━━ DATA

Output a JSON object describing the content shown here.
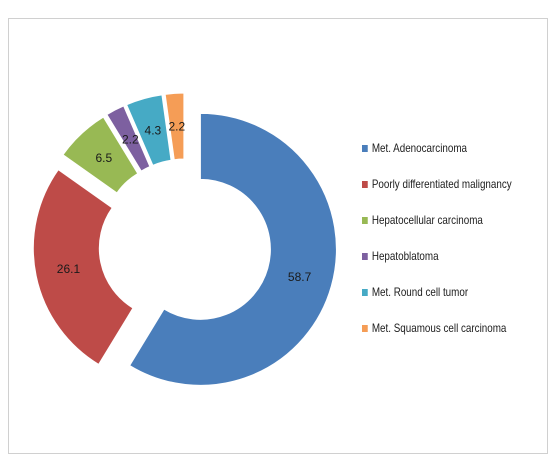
{
  "chart_data": {
    "type": "pie",
    "variant": "exploded-doughnut",
    "title": "",
    "categories": [
      "Met. Adenocarcinoma",
      "Poorly differentiated malignancy",
      "Hepatocellular carcinoma",
      "Hepatoblatoma",
      "Met. Round cell tumor",
      "Met. Squamous cell carcinoma"
    ],
    "values": [
      58.7,
      26.1,
      6.5,
      2.2,
      4.3,
      2.2
    ],
    "data_labels": [
      "58.7",
      "26.1",
      "6.5",
      "2.2",
      "4.3",
      "2.2"
    ],
    "colors": [
      "#4a7ebb",
      "#be4b48",
      "#98b954",
      "#7d60a0",
      "#46aac5",
      "#f59d56"
    ],
    "legend_position": "right",
    "grid": false
  }
}
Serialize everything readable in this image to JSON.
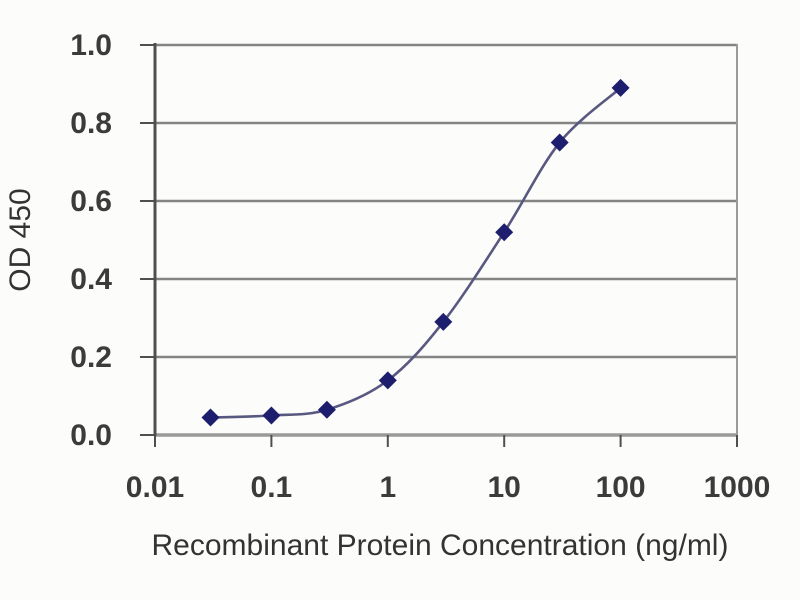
{
  "chart_data": {
    "type": "line",
    "title": "",
    "xlabel": "Recombinant Protein Concentration (ng/ml)",
    "ylabel": "OD 450",
    "x_scale": "log",
    "xlim": [
      0.01,
      1000
    ],
    "ylim": [
      0.0,
      1.0
    ],
    "x_ticks": [
      "0.01",
      "0.1",
      "1",
      "10",
      "100",
      "1000"
    ],
    "y_ticks": [
      "0.0",
      "0.2",
      "0.4",
      "0.6",
      "0.8",
      "1.0"
    ],
    "grid": "horizontal-only",
    "legend": "none",
    "marker": "diamond",
    "series_name": "OD 450",
    "x": [
      0.03,
      0.1,
      0.3,
      1,
      3,
      10,
      30,
      100
    ],
    "values": [
      0.045,
      0.05,
      0.065,
      0.14,
      0.29,
      0.52,
      0.75,
      0.89
    ],
    "colors": {
      "line": "#585881",
      "marker": "#1e1e6e",
      "grid": "#848484",
      "axis": "#4f4f4f",
      "frame": "#9a9a9a",
      "text": "#333333",
      "background": "#fcfcfa"
    }
  }
}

━━━━

_GOAL OF THE EXERCISE_.
Set down all the entries above verbatim, and include none of the pictures.

_RESPONSE BELOW_.
Output a JSON object describing the content shown here.
{
  "chart_data": {
    "type": "pie",
    "variant": "exploded-doughnut",
    "title": "",
    "categories": [
      "Met. Adenocarcinoma",
      "Poorly differentiated malignancy",
      "Hepatocellular carcinoma",
      "Hepatoblatoma",
      "Met. Round cell tumor",
      "Met. Squamous cell carcinoma"
    ],
    "values": [
      58.7,
      26.1,
      6.5,
      2.2,
      4.3,
      2.2
    ],
    "data_labels": [
      "58.7",
      "26.1",
      "6.5",
      "2.2",
      "4.3",
      "2.2"
    ],
    "colors": [
      "#4a7ebb",
      "#be4b48",
      "#98b954",
      "#7d60a0",
      "#46aac5",
      "#f59d56"
    ],
    "legend_position": "right",
    "grid": false
  }
}
Serialize everything readable in this image to JSON.
{
  "chart_data": {
    "type": "line",
    "title": "",
    "xlabel": "Recombinant Protein Concentration (ng/ml)",
    "ylabel": "OD 450",
    "x_scale": "log",
    "xlim": [
      0.01,
      1000
    ],
    "ylim": [
      0.0,
      1.0
    ],
    "x_ticks": [
      "0.01",
      "0.1",
      "1",
      "10",
      "100",
      "1000"
    ],
    "y_ticks": [
      "0.0",
      "0.2",
      "0.4",
      "0.6",
      "0.8",
      "1.0"
    ],
    "grid": "horizontal-only",
    "legend": "none",
    "marker": "diamond",
    "series_name": "OD 450",
    "x": [
      0.03,
      0.1,
      0.3,
      1,
      3,
      10,
      30,
      100
    ],
    "values": [
      0.045,
      0.05,
      0.065,
      0.14,
      0.29,
      0.52,
      0.75,
      0.89
    ],
    "colors": {
      "line": "#585881",
      "marker": "#1e1e6e",
      "grid": "#848484",
      "axis": "#4f4f4f",
      "frame": "#9a9a9a",
      "text": "#333333",
      "background": "#fcfcfa"
    }
  }
}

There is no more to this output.